Figure contents as structured data:
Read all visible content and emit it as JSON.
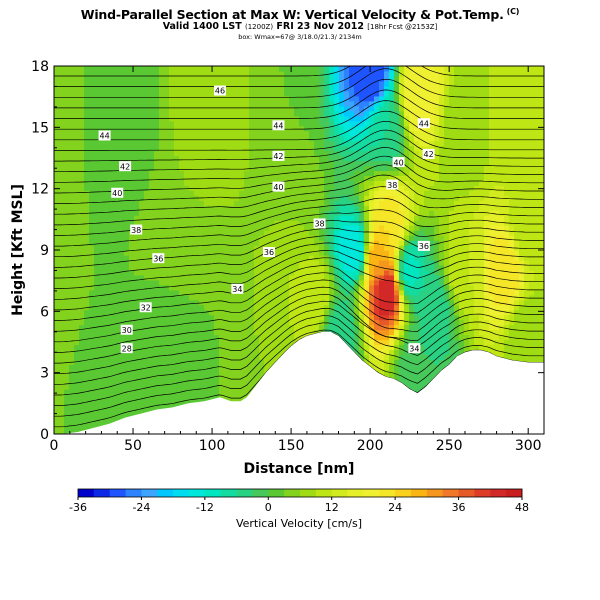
{
  "header": {
    "title": "Wind-Parallel Section at Max W: Vertical Velocity & Pot.Temp.",
    "title_mark": "(C)",
    "valid_prefix": "Valid 1400 LST",
    "valid_paren": "(1200Z)",
    "valid_date": "FRI 23 Nov 2012",
    "valid_suffix": "[18hr Fcst @2153Z]",
    "subtitle": "box: Wmax=67@ 3/18.0/21.3/ 2134m"
  },
  "colors": {
    "plot_frame": "#000000",
    "terrain": "#ffffff",
    "contour": "#000000"
  },
  "chart_data": {
    "type": "heatmap",
    "title": "Wind-Parallel Section at Max W: Vertical Velocity & Pot.Temp.",
    "xlabel": "Distance [nm]",
    "ylabel": "Height [Kft MSL]",
    "xlim": [
      0,
      310
    ],
    "ylim": [
      0,
      18
    ],
    "xticks": [
      0,
      50,
      100,
      150,
      200,
      250,
      300
    ],
    "yticks": [
      0,
      3,
      6,
      9,
      12,
      15,
      18
    ],
    "colorbar": {
      "label": "Vertical Velocity [cm/s]",
      "ticks": [
        -36,
        -24,
        -12,
        0,
        12,
        24,
        36,
        48
      ],
      "levels": [
        -36,
        -33,
        -30,
        -27,
        -24,
        -21,
        -18,
        -15,
        -12,
        -9,
        -6,
        -3,
        0,
        3,
        6,
        9,
        12,
        15,
        18,
        21,
        24,
        27,
        30,
        33,
        36,
        39,
        42,
        45,
        48
      ],
      "colors": [
        "#0000cd",
        "#0a28e6",
        "#1e55ff",
        "#2d82ff",
        "#3ca5ff",
        "#00c8ff",
        "#00dcf0",
        "#00e8dc",
        "#00e6c0",
        "#14dca0",
        "#28d282",
        "#46c85a",
        "#5ac832",
        "#82d21e",
        "#a0dc14",
        "#bee614",
        "#d2eb1e",
        "#e6f028",
        "#f0f032",
        "#f5e628",
        "#fad21e",
        "#fab414",
        "#f5961e",
        "#f07828",
        "#e65a28",
        "#dc3c28",
        "#d22828",
        "#c81e1e"
      ]
    },
    "terrain_profile": {
      "x": [
        0,
        5,
        15,
        25,
        35,
        45,
        55,
        65,
        75,
        85,
        95,
        105,
        112,
        118,
        122,
        126,
        130,
        134,
        140,
        146,
        150,
        155,
        160,
        165,
        170,
        175,
        180,
        185,
        190,
        195,
        200,
        205,
        210,
        215,
        220,
        225,
        230,
        235,
        240,
        245,
        250,
        255,
        260,
        265,
        270,
        275,
        280,
        290,
        300,
        310
      ],
      "y": [
        0,
        0,
        0.1,
        0.3,
        0.5,
        0.8,
        1.0,
        1.2,
        1.3,
        1.5,
        1.6,
        1.8,
        1.6,
        1.6,
        1.8,
        2.2,
        2.6,
        3.0,
        3.5,
        4.0,
        4.3,
        4.6,
        4.8,
        4.9,
        5.0,
        5.0,
        4.8,
        4.4,
        4.0,
        3.6,
        3.3,
        3.0,
        2.8,
        2.7,
        2.5,
        2.2,
        2.0,
        2.3,
        2.7,
        3.1,
        3.4,
        3.8,
        4.0,
        4.1,
        4.1,
        4.0,
        3.8,
        3.6,
        3.5,
        3.5
      ]
    },
    "potential_temperature_contours": {
      "labels": [
        {
          "x": 105,
          "y": 16.8,
          "value": "46"
        },
        {
          "x": 32,
          "y": 14.6,
          "value": "44"
        },
        {
          "x": 142,
          "y": 15.1,
          "value": "44"
        },
        {
          "x": 234,
          "y": 15.2,
          "value": "44"
        },
        {
          "x": 45,
          "y": 13.1,
          "value": "42"
        },
        {
          "x": 142,
          "y": 13.6,
          "value": "42"
        },
        {
          "x": 237,
          "y": 13.7,
          "value": "42"
        },
        {
          "x": 40,
          "y": 11.8,
          "value": "40"
        },
        {
          "x": 142,
          "y": 12.1,
          "value": "40"
        },
        {
          "x": 218,
          "y": 13.3,
          "value": "40"
        },
        {
          "x": 52,
          "y": 10.0,
          "value": "38"
        },
        {
          "x": 168,
          "y": 10.3,
          "value": "38"
        },
        {
          "x": 214,
          "y": 12.2,
          "value": "38"
        },
        {
          "x": 66,
          "y": 8.6,
          "value": "36"
        },
        {
          "x": 136,
          "y": 8.9,
          "value": "36"
        },
        {
          "x": 234,
          "y": 9.2,
          "value": "36"
        },
        {
          "x": 116,
          "y": 7.1,
          "value": "34"
        },
        {
          "x": 228,
          "y": 4.2,
          "value": "34"
        },
        {
          "x": 58,
          "y": 6.2,
          "value": "32"
        },
        {
          "x": 46,
          "y": 5.1,
          "value": "30"
        },
        {
          "x": 46,
          "y": 4.2,
          "value": "28"
        }
      ]
    },
    "velocity_features": [
      {
        "x": 0,
        "y": 16,
        "value": 6
      },
      {
        "x": 40,
        "y": 16,
        "value": 0
      },
      {
        "x": 100,
        "y": 17,
        "value": 9
      },
      {
        "x": 150,
        "y": 17,
        "value": 3
      },
      {
        "x": 200,
        "y": 17.5,
        "value": -30
      },
      {
        "x": 210,
        "y": 15,
        "value": -6
      },
      {
        "x": 230,
        "y": 16.5,
        "value": 21
      },
      {
        "x": 260,
        "y": 15,
        "value": 6
      },
      {
        "x": 290,
        "y": 15,
        "value": 12
      },
      {
        "x": 30,
        "y": 10,
        "value": 3
      },
      {
        "x": 90,
        "y": 10,
        "value": 6
      },
      {
        "x": 150,
        "y": 11,
        "value": 6
      },
      {
        "x": 190,
        "y": 9,
        "value": -15
      },
      {
        "x": 205,
        "y": 8.5,
        "value": 30
      },
      {
        "x": 210,
        "y": 7,
        "value": 45
      },
      {
        "x": 212,
        "y": 10,
        "value": 24
      },
      {
        "x": 225,
        "y": 8,
        "value": -10
      },
      {
        "x": 240,
        "y": 6,
        "value": -6
      },
      {
        "x": 260,
        "y": 8,
        "value": 12
      },
      {
        "x": 285,
        "y": 8,
        "value": 24
      },
      {
        "x": 300,
        "y": 10,
        "value": 9
      },
      {
        "x": 30,
        "y": 3,
        "value": 3
      },
      {
        "x": 80,
        "y": 3.5,
        "value": 0
      },
      {
        "x": 130,
        "y": 4,
        "value": 6
      },
      {
        "x": 165,
        "y": 6.5,
        "value": 12
      },
      {
        "x": 180,
        "y": 5,
        "value": -6
      },
      {
        "x": 230,
        "y": 3.5,
        "value": -3
      },
      {
        "x": 300,
        "y": 5,
        "value": 6
      }
    ]
  }
}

TASK INSTRUCTIONS
Copy the material above exactly and drop the pictures.

RESULT
Read all visible content and emit it as JSON.
{
  "header": {
    "title": "Wind-Parallel Section at Max W: Vertical Velocity & Pot.Temp.",
    "title_mark": "(C)",
    "valid_prefix": "Valid 1400 LST",
    "valid_paren": "(1200Z)",
    "valid_date": "FRI 23 Nov 2012",
    "valid_suffix": "[18hr Fcst @2153Z]",
    "subtitle": "box: Wmax=67@ 3/18.0/21.3/ 2134m"
  },
  "colors": {
    "plot_frame": "#000000",
    "terrain": "#ffffff",
    "contour": "#000000"
  },
  "chart_data": {
    "type": "heatmap",
    "title": "Wind-Parallel Section at Max W: Vertical Velocity & Pot.Temp.",
    "xlabel": "Distance [nm]",
    "ylabel": "Height [Kft MSL]",
    "xlim": [
      0,
      310
    ],
    "ylim": [
      0,
      18
    ],
    "xticks": [
      0,
      50,
      100,
      150,
      200,
      250,
      300
    ],
    "yticks": [
      0,
      3,
      6,
      9,
      12,
      15,
      18
    ],
    "colorbar": {
      "label": "Vertical Velocity [cm/s]",
      "ticks": [
        -36,
        -24,
        -12,
        0,
        12,
        24,
        36,
        48
      ],
      "levels": [
        -36,
        -33,
        -30,
        -27,
        -24,
        -21,
        -18,
        -15,
        -12,
        -9,
        -6,
        -3,
        0,
        3,
        6,
        9,
        12,
        15,
        18,
        21,
        24,
        27,
        30,
        33,
        36,
        39,
        42,
        45,
        48
      ],
      "colors": [
        "#0000cd",
        "#0a28e6",
        "#1e55ff",
        "#2d82ff",
        "#3ca5ff",
        "#00c8ff",
        "#00dcf0",
        "#00e8dc",
        "#00e6c0",
        "#14dca0",
        "#28d282",
        "#46c85a",
        "#5ac832",
        "#82d21e",
        "#a0dc14",
        "#bee614",
        "#d2eb1e",
        "#e6f028",
        "#f0f032",
        "#f5e628",
        "#fad21e",
        "#fab414",
        "#f5961e",
        "#f07828",
        "#e65a28",
        "#dc3c28",
        "#d22828",
        "#c81e1e"
      ]
    },
    "terrain_profile": {
      "x": [
        0,
        5,
        15,
        25,
        35,
        45,
        55,
        65,
        75,
        85,
        95,
        105,
        112,
        118,
        122,
        126,
        130,
        134,
        140,
        146,
        150,
        155,
        160,
        165,
        170,
        175,
        180,
        185,
        190,
        195,
        200,
        205,
        210,
        215,
        220,
        225,
        230,
        235,
        240,
        245,
        250,
        255,
        260,
        265,
        270,
        275,
        280,
        290,
        300,
        310
      ],
      "y": [
        0,
        0,
        0.1,
        0.3,
        0.5,
        0.8,
        1.0,
        1.2,
        1.3,
        1.5,
        1.6,
        1.8,
        1.6,
        1.6,
        1.8,
        2.2,
        2.6,
        3.0,
        3.5,
        4.0,
        4.3,
        4.6,
        4.8,
        4.9,
        5.0,
        5.0,
        4.8,
        4.4,
        4.0,
        3.6,
        3.3,
        3.0,
        2.8,
        2.7,
        2.5,
        2.2,
        2.0,
        2.3,
        2.7,
        3.1,
        3.4,
        3.8,
        4.0,
        4.1,
        4.1,
        4.0,
        3.8,
        3.6,
        3.5,
        3.5
      ]
    },
    "potential_temperature_contours": {
      "labels": [
        {
          "x": 105,
          "y": 16.8,
          "value": "46"
        },
        {
          "x": 32,
          "y": 14.6,
          "value": "44"
        },
        {
          "x": 142,
          "y": 15.1,
          "value": "44"
        },
        {
          "x": 234,
          "y": 15.2,
          "value": "44"
        },
        {
          "x": 45,
          "y": 13.1,
          "value": "42"
        },
        {
          "x": 142,
          "y": 13.6,
          "value": "42"
        },
        {
          "x": 237,
          "y": 13.7,
          "value": "42"
        },
        {
          "x": 40,
          "y": 11.8,
          "value": "40"
        },
        {
          "x": 142,
          "y": 12.1,
          "value": "40"
        },
        {
          "x": 218,
          "y": 13.3,
          "value": "40"
        },
        {
          "x": 52,
          "y": 10.0,
          "value": "38"
        },
        {
          "x": 168,
          "y": 10.3,
          "value": "38"
        },
        {
          "x": 214,
          "y": 12.2,
          "value": "38"
        },
        {
          "x": 66,
          "y": 8.6,
          "value": "36"
        },
        {
          "x": 136,
          "y": 8.9,
          "value": "36"
        },
        {
          "x": 234,
          "y": 9.2,
          "value": "36"
        },
        {
          "x": 116,
          "y": 7.1,
          "value": "34"
        },
        {
          "x": 228,
          "y": 4.2,
          "value": "34"
        },
        {
          "x": 58,
          "y": 6.2,
          "value": "32"
        },
        {
          "x": 46,
          "y": 5.1,
          "value": "30"
        },
        {
          "x": 46,
          "y": 4.2,
          "value": "28"
        }
      ]
    },
    "velocity_features": [
      {
        "x": 0,
        "y": 16,
        "value": 6
      },
      {
        "x": 40,
        "y": 16,
        "value": 0
      },
      {
        "x": 100,
        "y": 17,
        "value": 9
      },
      {
        "x": 150,
        "y": 17,
        "value": 3
      },
      {
        "x": 200,
        "y": 17.5,
        "value": -30
      },
      {
        "x": 210,
        "y": 15,
        "value": -6
      },
      {
        "x": 230,
        "y": 16.5,
        "value": 21
      },
      {
        "x": 260,
        "y": 15,
        "value": 6
      },
      {
        "x": 290,
        "y": 15,
        "value": 12
      },
      {
        "x": 30,
        "y": 10,
        "value": 3
      },
      {
        "x": 90,
        "y": 10,
        "value": 6
      },
      {
        "x": 150,
        "y": 11,
        "value": 6
      },
      {
        "x": 190,
        "y": 9,
        "value": -15
      },
      {
        "x": 205,
        "y": 8.5,
        "value": 30
      },
      {
        "x": 210,
        "y": 7,
        "value": 45
      },
      {
        "x": 212,
        "y": 10,
        "value": 24
      },
      {
        "x": 225,
        "y": 8,
        "value": -10
      },
      {
        "x": 240,
        "y": 6,
        "value": -6
      },
      {
        "x": 260,
        "y": 8,
        "value": 12
      },
      {
        "x": 285,
        "y": 8,
        "value": 24
      },
      {
        "x": 300,
        "y": 10,
        "value": 9
      },
      {
        "x": 30,
        "y": 3,
        "value": 3
      },
      {
        "x": 80,
        "y": 3.5,
        "value": 0
      },
      {
        "x": 130,
        "y": 4,
        "value": 6
      },
      {
        "x": 165,
        "y": 6.5,
        "value": 12
      },
      {
        "x": 180,
        "y": 5,
        "value": -6
      },
      {
        "x": 230,
        "y": 3.5,
        "value": -3
      },
      {
        "x": 300,
        "y": 5,
        "value": 6
      }
    ]
  }
}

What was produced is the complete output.